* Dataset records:
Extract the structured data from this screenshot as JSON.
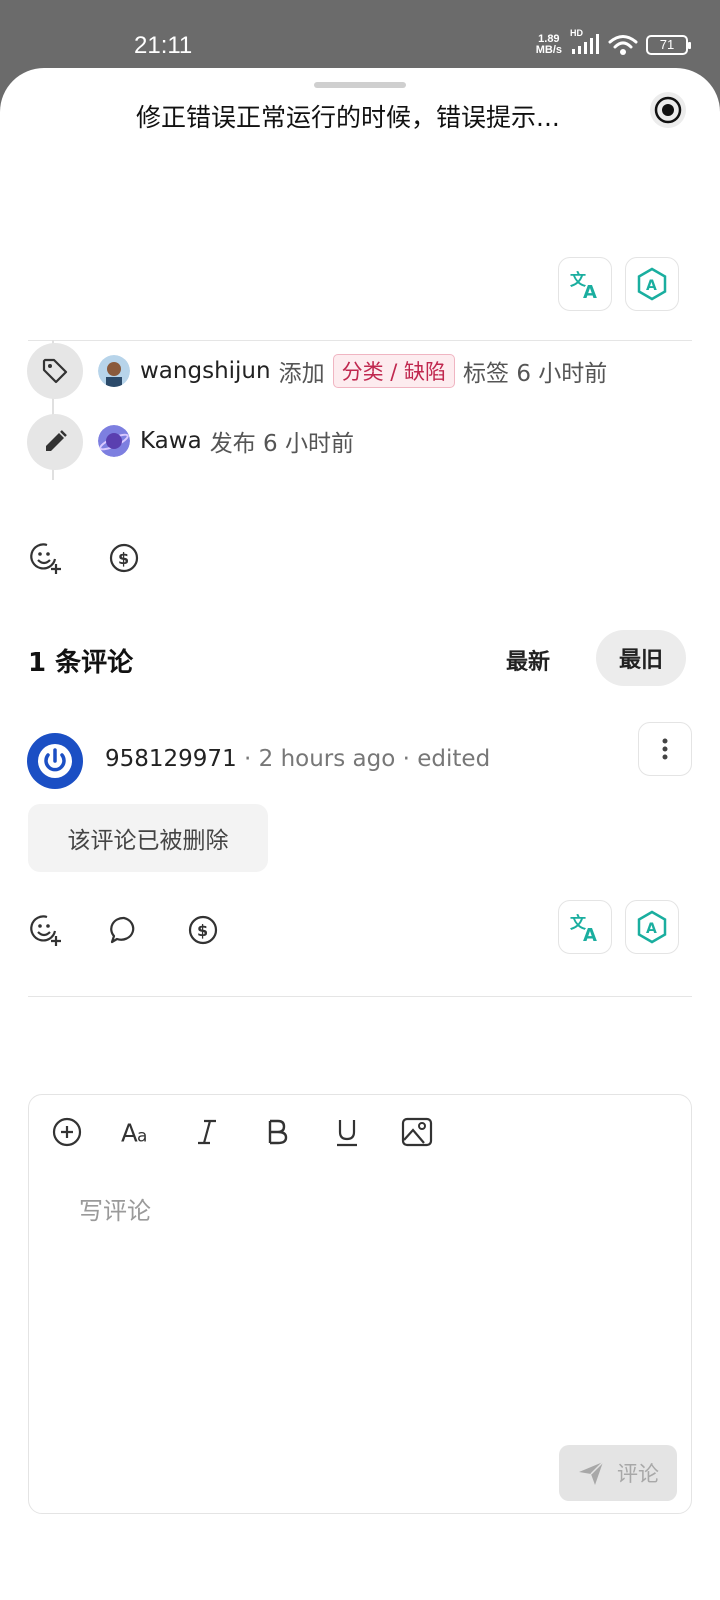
{
  "status_bar": {
    "time": "21:11",
    "net_speed_value": "1.89",
    "net_speed_unit": "MB/s",
    "network_badge": "HD",
    "battery": "71"
  },
  "sheet": {
    "title": "修正错误正常运行的时候，错误提示..."
  },
  "timeline": [
    {
      "icon": "tag-icon",
      "user": "wangshijun",
      "action": "添加",
      "tag": "分类 / 缺陷",
      "suffix": "标签 6 小时前"
    },
    {
      "icon": "pencil-icon",
      "user": "Kawa",
      "suffix": "发布 6 小时前"
    }
  ],
  "comments": {
    "count_label": "1 条评论",
    "sort_newest": "最新",
    "sort_oldest": "最旧",
    "items": [
      {
        "author": "958129971",
        "meta": " · 2 hours ago · edited",
        "content": "该评论已被删除"
      }
    ]
  },
  "editor": {
    "placeholder": "写评论",
    "submit_label": "评论"
  },
  "colors": {
    "accent_teal": "#1aae9f",
    "tag_text": "#c0284f",
    "avatar_blue": "#1b4fc4"
  }
}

* Problem details:
Except for the pictures, copy every line of the records above exactly.

* Task output:
Extract the structured data from this screenshot as JSON.
{
  "status_bar": {
    "time": "21:11",
    "net_speed_value": "1.89",
    "net_speed_unit": "MB/s",
    "network_badge": "HD",
    "battery": "71"
  },
  "sheet": {
    "title": "修正错误正常运行的时候，错误提示..."
  },
  "timeline": [
    {
      "icon": "tag-icon",
      "user": "wangshijun",
      "action": "添加",
      "tag": "分类 / 缺陷",
      "suffix": "标签 6 小时前"
    },
    {
      "icon": "pencil-icon",
      "user": "Kawa",
      "suffix": "发布 6 小时前"
    }
  ],
  "comments": {
    "count_label": "1 条评论",
    "sort_newest": "最新",
    "sort_oldest": "最旧",
    "items": [
      {
        "author": "958129971",
        "meta": " · 2 hours ago · edited",
        "content": "该评论已被删除"
      }
    ]
  },
  "editor": {
    "placeholder": "写评论",
    "submit_label": "评论"
  },
  "colors": {
    "accent_teal": "#1aae9f",
    "tag_text": "#c0284f",
    "avatar_blue": "#1b4fc4"
  }
}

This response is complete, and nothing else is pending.